What to do: Please transcribe the data that follows without the pictures, keeping every word the same.

[Chart and figure data]
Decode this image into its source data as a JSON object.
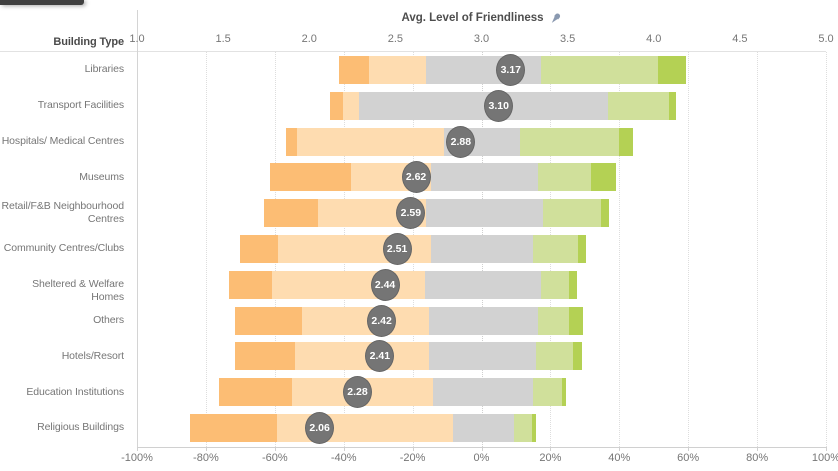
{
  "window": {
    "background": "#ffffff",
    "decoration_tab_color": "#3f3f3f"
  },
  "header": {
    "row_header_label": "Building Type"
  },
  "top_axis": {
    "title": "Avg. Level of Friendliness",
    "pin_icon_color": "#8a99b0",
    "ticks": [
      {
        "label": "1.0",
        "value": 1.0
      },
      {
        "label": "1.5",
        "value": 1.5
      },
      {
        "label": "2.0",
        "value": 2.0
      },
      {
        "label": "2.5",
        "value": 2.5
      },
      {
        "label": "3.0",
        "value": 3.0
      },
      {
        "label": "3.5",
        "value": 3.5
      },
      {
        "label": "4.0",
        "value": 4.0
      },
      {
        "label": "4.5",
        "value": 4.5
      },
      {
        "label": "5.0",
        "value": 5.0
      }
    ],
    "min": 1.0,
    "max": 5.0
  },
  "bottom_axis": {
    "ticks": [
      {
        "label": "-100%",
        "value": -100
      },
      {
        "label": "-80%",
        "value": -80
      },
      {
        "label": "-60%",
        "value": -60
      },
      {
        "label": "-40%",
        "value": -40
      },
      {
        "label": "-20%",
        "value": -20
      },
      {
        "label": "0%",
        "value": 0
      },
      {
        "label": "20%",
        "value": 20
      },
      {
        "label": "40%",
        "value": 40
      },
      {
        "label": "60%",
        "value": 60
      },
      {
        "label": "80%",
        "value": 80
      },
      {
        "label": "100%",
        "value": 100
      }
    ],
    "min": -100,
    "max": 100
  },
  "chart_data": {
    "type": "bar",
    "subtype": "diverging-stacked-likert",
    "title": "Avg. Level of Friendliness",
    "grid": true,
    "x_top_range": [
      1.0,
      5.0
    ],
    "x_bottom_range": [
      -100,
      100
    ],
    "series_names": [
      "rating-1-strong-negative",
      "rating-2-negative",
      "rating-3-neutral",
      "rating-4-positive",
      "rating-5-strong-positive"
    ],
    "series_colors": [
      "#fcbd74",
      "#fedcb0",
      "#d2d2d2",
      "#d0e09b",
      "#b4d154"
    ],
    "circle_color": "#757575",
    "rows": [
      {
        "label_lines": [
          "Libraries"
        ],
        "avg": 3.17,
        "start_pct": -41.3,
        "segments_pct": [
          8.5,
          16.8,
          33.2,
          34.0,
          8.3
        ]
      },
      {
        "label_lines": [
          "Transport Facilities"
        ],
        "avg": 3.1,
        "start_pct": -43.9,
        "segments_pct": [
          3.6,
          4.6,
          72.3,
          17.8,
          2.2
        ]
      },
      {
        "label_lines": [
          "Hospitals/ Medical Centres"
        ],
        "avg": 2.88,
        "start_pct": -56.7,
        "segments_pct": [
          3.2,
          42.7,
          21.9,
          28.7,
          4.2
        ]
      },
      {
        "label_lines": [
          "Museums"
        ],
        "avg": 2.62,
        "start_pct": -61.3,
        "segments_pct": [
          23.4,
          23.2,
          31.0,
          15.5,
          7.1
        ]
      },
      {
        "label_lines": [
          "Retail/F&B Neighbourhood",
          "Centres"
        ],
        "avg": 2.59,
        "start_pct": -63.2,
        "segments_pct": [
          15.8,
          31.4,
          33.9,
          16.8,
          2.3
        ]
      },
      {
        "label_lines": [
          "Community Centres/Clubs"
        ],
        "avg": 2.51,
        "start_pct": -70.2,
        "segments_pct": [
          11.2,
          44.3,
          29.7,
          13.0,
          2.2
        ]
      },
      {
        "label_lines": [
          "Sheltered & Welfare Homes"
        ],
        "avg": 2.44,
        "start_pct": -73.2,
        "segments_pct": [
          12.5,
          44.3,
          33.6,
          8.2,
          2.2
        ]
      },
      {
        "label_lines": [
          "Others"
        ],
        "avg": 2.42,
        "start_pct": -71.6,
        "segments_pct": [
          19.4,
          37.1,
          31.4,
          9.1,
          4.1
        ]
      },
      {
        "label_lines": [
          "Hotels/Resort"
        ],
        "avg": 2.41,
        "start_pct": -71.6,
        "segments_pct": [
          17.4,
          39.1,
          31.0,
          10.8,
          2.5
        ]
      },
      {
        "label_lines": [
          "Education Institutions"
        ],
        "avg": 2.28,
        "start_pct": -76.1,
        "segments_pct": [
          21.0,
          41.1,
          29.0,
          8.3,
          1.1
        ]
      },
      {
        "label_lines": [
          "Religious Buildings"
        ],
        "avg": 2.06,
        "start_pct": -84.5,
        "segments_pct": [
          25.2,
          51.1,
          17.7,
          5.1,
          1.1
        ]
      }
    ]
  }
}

Result of this task:
Decode this image into its source data as a JSON object.
{
  "window": {
    "background": "#ffffff",
    "decoration_tab_color": "#3f3f3f"
  },
  "header": {
    "row_header_label": "Building Type"
  },
  "top_axis": {
    "title": "Avg. Level of Friendliness",
    "pin_icon_color": "#8a99b0",
    "ticks": [
      {
        "label": "1.0",
        "value": 1.0
      },
      {
        "label": "1.5",
        "value": 1.5
      },
      {
        "label": "2.0",
        "value": 2.0
      },
      {
        "label": "2.5",
        "value": 2.5
      },
      {
        "label": "3.0",
        "value": 3.0
      },
      {
        "label": "3.5",
        "value": 3.5
      },
      {
        "label": "4.0",
        "value": 4.0
      },
      {
        "label": "4.5",
        "value": 4.5
      },
      {
        "label": "5.0",
        "value": 5.0
      }
    ],
    "min": 1.0,
    "max": 5.0
  },
  "bottom_axis": {
    "ticks": [
      {
        "label": "-100%",
        "value": -100
      },
      {
        "label": "-80%",
        "value": -80
      },
      {
        "label": "-60%",
        "value": -60
      },
      {
        "label": "-40%",
        "value": -40
      },
      {
        "label": "-20%",
        "value": -20
      },
      {
        "label": "0%",
        "value": 0
      },
      {
        "label": "20%",
        "value": 20
      },
      {
        "label": "40%",
        "value": 40
      },
      {
        "label": "60%",
        "value": 60
      },
      {
        "label": "80%",
        "value": 80
      },
      {
        "label": "100%",
        "value": 100
      }
    ],
    "min": -100,
    "max": 100
  },
  "chart_data": {
    "type": "bar",
    "subtype": "diverging-stacked-likert",
    "title": "Avg. Level of Friendliness",
    "grid": true,
    "x_top_range": [
      1.0,
      5.0
    ],
    "x_bottom_range": [
      -100,
      100
    ],
    "series_names": [
      "rating-1-strong-negative",
      "rating-2-negative",
      "rating-3-neutral",
      "rating-4-positive",
      "rating-5-strong-positive"
    ],
    "series_colors": [
      "#fcbd74",
      "#fedcb0",
      "#d2d2d2",
      "#d0e09b",
      "#b4d154"
    ],
    "circle_color": "#757575",
    "rows": [
      {
        "label_lines": [
          "Libraries"
        ],
        "avg": 3.17,
        "start_pct": -41.3,
        "segments_pct": [
          8.5,
          16.8,
          33.2,
          34.0,
          8.3
        ]
      },
      {
        "label_lines": [
          "Transport Facilities"
        ],
        "avg": 3.1,
        "start_pct": -43.9,
        "segments_pct": [
          3.6,
          4.6,
          72.3,
          17.8,
          2.2
        ]
      },
      {
        "label_lines": [
          "Hospitals/ Medical Centres"
        ],
        "avg": 2.88,
        "start_pct": -56.7,
        "segments_pct": [
          3.2,
          42.7,
          21.9,
          28.7,
          4.2
        ]
      },
      {
        "label_lines": [
          "Museums"
        ],
        "avg": 2.62,
        "start_pct": -61.3,
        "segments_pct": [
          23.4,
          23.2,
          31.0,
          15.5,
          7.1
        ]
      },
      {
        "label_lines": [
          "Retail/F&B Neighbourhood",
          "Centres"
        ],
        "avg": 2.59,
        "start_pct": -63.2,
        "segments_pct": [
          15.8,
          31.4,
          33.9,
          16.8,
          2.3
        ]
      },
      {
        "label_lines": [
          "Community Centres/Clubs"
        ],
        "avg": 2.51,
        "start_pct": -70.2,
        "segments_pct": [
          11.2,
          44.3,
          29.7,
          13.0,
          2.2
        ]
      },
      {
        "label_lines": [
          "Sheltered & Welfare Homes"
        ],
        "avg": 2.44,
        "start_pct": -73.2,
        "segments_pct": [
          12.5,
          44.3,
          33.6,
          8.2,
          2.2
        ]
      },
      {
        "label_lines": [
          "Others"
        ],
        "avg": 2.42,
        "start_pct": -71.6,
        "segments_pct": [
          19.4,
          37.1,
          31.4,
          9.1,
          4.1
        ]
      },
      {
        "label_lines": [
          "Hotels/Resort"
        ],
        "avg": 2.41,
        "start_pct": -71.6,
        "segments_pct": [
          17.4,
          39.1,
          31.0,
          10.8,
          2.5
        ]
      },
      {
        "label_lines": [
          "Education Institutions"
        ],
        "avg": 2.28,
        "start_pct": -76.1,
        "segments_pct": [
          21.0,
          41.1,
          29.0,
          8.3,
          1.1
        ]
      },
      {
        "label_lines": [
          "Religious Buildings"
        ],
        "avg": 2.06,
        "start_pct": -84.5,
        "segments_pct": [
          25.2,
          51.1,
          17.7,
          5.1,
          1.1
        ]
      }
    ]
  }
}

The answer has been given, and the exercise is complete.